Instructions to follow: Each line containing the word "large" must be collected.

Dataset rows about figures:
- - - - -

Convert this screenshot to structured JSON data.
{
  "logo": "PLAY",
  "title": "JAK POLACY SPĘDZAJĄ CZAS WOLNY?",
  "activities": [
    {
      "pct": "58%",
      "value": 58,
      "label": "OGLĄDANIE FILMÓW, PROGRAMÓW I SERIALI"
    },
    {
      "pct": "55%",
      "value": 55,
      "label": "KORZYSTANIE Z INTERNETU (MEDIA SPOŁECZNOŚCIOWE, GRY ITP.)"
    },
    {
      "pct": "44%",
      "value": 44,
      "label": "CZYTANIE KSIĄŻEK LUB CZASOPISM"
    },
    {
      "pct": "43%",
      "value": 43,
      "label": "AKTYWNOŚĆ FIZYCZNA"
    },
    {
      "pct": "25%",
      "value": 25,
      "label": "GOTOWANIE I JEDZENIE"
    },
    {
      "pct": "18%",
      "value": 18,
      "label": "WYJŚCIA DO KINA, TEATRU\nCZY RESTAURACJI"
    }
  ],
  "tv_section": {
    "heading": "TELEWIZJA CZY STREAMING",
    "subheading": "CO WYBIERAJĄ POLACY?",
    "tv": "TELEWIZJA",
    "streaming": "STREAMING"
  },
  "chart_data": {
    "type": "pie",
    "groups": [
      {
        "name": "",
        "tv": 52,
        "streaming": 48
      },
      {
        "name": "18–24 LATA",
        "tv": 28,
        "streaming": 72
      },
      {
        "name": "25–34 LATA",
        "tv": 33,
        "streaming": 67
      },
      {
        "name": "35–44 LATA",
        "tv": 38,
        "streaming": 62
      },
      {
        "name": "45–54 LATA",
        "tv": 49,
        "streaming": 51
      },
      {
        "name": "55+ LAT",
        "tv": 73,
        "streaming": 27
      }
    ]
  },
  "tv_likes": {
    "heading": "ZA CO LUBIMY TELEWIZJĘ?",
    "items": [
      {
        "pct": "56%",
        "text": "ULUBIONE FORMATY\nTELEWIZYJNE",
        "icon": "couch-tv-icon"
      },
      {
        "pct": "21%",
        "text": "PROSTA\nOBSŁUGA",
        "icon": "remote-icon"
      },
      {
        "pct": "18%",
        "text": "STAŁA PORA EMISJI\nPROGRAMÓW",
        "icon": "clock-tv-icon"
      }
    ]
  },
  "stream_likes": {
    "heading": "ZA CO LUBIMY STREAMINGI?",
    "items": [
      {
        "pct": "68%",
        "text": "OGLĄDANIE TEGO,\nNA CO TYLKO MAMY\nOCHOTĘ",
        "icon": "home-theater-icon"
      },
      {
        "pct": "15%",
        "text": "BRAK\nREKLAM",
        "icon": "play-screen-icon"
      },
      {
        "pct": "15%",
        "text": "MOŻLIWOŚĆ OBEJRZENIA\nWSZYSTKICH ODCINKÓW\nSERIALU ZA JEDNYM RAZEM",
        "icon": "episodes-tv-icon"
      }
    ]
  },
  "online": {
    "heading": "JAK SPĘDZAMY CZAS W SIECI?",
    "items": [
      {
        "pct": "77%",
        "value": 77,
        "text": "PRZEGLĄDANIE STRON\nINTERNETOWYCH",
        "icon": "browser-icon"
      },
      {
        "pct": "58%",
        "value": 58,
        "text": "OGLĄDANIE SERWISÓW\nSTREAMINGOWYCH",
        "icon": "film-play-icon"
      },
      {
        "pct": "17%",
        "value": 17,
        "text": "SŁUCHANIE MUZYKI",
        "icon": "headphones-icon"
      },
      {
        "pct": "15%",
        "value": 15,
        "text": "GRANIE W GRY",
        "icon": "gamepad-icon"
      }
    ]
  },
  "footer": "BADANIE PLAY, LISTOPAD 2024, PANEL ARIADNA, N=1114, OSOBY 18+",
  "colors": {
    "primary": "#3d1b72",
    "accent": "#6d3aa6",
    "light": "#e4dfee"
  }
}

- - - - -

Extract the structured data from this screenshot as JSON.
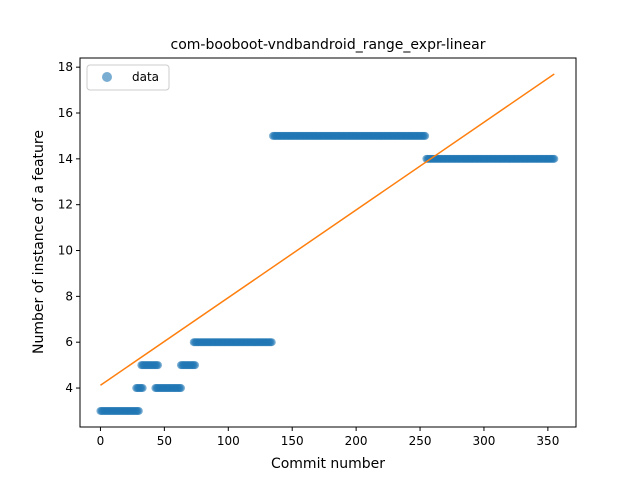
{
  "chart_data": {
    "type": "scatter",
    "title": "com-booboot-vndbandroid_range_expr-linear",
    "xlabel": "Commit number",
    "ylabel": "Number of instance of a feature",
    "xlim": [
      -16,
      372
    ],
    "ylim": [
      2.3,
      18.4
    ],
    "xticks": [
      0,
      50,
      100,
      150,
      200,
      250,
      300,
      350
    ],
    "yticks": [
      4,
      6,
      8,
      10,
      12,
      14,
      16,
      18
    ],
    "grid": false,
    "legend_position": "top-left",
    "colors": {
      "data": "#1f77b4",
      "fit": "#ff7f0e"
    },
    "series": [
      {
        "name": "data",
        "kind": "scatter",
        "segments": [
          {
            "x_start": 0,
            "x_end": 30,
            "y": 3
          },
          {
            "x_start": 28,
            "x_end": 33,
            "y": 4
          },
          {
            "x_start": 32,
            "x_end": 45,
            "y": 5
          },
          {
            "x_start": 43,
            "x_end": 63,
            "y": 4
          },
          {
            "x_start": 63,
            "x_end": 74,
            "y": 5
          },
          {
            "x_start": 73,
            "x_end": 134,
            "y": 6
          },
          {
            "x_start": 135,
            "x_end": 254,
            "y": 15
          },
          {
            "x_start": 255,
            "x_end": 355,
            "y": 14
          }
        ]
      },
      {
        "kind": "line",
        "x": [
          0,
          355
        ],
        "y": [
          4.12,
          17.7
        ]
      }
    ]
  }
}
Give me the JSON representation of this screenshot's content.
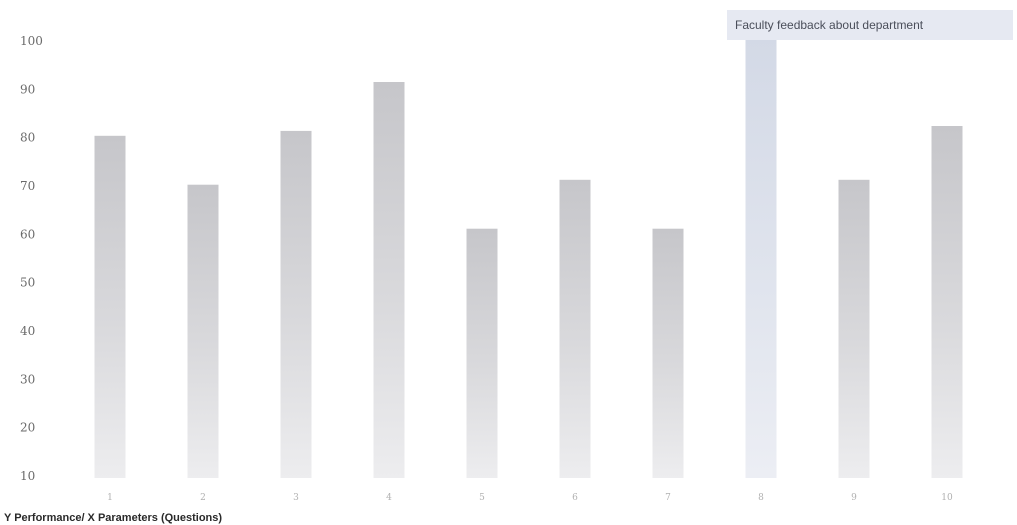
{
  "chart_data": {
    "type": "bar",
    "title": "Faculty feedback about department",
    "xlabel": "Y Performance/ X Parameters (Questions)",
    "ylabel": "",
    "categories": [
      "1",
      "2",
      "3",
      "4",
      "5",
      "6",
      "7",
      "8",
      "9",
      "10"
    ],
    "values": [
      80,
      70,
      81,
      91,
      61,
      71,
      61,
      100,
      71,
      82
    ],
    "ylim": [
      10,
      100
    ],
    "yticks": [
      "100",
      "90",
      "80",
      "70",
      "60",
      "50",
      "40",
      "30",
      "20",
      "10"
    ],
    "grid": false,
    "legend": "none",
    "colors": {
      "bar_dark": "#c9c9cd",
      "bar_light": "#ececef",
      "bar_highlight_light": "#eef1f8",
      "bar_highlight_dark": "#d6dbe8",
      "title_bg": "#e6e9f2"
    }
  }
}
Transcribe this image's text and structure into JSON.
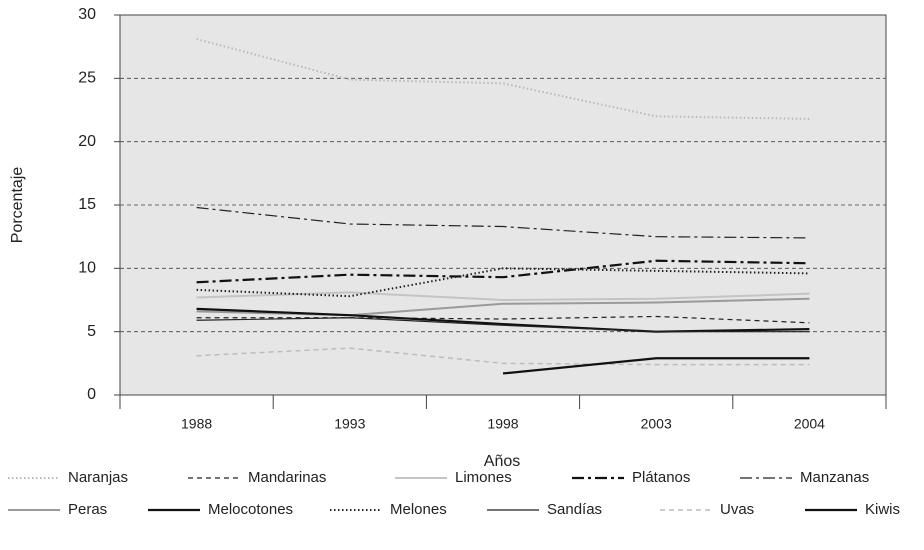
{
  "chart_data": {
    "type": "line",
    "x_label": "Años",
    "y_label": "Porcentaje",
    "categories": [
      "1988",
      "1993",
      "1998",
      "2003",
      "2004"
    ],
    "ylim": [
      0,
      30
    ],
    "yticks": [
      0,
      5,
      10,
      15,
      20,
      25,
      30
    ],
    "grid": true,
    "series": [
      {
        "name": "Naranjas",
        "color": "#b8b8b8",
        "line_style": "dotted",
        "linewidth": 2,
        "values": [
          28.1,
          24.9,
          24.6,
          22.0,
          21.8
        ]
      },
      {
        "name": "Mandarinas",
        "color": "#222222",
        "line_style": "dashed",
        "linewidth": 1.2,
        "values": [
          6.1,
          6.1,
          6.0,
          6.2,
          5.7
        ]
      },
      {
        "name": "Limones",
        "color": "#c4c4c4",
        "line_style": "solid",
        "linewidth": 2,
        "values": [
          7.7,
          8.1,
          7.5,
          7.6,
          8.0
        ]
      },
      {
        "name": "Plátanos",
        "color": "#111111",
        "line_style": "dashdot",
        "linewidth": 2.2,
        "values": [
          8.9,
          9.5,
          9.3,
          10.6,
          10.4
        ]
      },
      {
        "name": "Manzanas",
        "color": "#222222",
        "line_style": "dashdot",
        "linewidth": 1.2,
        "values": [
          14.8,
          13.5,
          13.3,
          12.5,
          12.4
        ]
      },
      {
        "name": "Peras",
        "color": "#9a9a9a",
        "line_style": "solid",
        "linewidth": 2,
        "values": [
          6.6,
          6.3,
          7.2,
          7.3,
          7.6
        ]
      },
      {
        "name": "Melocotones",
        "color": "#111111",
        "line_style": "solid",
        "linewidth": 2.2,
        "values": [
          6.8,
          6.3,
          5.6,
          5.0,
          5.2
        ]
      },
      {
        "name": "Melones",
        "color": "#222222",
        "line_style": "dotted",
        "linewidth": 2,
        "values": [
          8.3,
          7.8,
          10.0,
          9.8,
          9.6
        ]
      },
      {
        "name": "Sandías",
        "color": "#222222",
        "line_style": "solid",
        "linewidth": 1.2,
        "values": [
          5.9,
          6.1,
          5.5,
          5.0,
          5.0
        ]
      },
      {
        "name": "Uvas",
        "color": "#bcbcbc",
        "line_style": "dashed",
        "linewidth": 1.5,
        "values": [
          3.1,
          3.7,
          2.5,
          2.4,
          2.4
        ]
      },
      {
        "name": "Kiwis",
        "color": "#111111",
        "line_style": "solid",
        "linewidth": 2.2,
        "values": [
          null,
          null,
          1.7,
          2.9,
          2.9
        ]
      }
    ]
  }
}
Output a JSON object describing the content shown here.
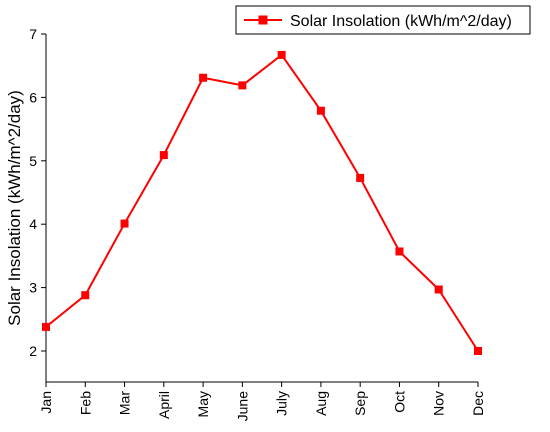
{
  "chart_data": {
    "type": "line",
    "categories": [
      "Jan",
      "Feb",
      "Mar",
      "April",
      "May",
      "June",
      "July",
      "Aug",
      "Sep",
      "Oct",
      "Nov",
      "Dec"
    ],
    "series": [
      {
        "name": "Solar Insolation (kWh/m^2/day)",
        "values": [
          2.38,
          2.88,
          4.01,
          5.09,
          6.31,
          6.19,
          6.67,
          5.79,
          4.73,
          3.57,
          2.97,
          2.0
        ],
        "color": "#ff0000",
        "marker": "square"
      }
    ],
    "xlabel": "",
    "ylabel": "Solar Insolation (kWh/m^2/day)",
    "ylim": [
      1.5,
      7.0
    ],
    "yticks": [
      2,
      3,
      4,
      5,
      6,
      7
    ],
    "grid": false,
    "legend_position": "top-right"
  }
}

- - - - -

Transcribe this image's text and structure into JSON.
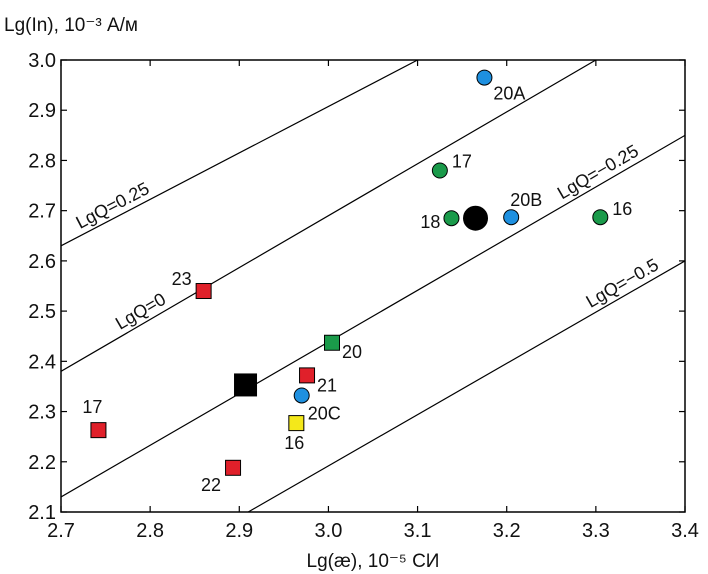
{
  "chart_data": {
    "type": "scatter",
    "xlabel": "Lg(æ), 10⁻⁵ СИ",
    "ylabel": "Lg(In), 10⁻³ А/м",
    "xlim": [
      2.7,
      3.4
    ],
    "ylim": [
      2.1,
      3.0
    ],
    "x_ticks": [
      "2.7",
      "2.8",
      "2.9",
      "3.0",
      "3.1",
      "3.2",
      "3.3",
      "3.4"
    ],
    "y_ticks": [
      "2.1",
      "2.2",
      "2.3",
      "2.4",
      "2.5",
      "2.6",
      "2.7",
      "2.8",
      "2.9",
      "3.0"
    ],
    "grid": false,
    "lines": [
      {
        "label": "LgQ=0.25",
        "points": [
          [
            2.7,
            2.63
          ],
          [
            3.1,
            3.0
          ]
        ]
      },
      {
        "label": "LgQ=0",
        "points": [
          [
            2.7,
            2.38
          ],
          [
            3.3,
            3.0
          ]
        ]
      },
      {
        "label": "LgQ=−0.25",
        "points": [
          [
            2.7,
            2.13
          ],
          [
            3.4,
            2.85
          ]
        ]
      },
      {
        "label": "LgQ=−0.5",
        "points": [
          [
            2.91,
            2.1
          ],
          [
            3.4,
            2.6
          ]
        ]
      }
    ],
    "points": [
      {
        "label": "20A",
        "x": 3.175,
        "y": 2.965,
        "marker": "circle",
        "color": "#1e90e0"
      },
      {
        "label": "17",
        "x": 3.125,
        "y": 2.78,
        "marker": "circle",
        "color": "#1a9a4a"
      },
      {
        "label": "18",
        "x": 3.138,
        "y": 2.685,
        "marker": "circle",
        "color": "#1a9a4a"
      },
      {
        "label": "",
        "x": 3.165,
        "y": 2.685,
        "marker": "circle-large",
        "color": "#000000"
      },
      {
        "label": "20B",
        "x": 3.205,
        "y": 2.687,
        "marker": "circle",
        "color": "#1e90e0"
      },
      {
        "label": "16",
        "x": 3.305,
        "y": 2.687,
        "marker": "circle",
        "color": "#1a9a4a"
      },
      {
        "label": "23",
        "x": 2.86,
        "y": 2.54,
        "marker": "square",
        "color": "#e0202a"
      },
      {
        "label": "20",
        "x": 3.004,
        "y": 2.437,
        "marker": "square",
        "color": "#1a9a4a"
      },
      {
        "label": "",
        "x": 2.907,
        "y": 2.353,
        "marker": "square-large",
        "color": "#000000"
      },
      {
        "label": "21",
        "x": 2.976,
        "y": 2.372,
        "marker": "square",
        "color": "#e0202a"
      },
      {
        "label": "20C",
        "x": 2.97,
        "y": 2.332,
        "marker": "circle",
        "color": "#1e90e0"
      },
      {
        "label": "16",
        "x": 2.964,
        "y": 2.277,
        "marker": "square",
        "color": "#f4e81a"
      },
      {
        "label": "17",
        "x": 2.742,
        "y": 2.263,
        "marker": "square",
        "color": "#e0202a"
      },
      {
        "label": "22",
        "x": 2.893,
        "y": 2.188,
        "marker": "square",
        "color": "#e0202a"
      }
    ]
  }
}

- - - - -

Exercise answer:
        "marker": "circle-large",
        "marker": "square-large",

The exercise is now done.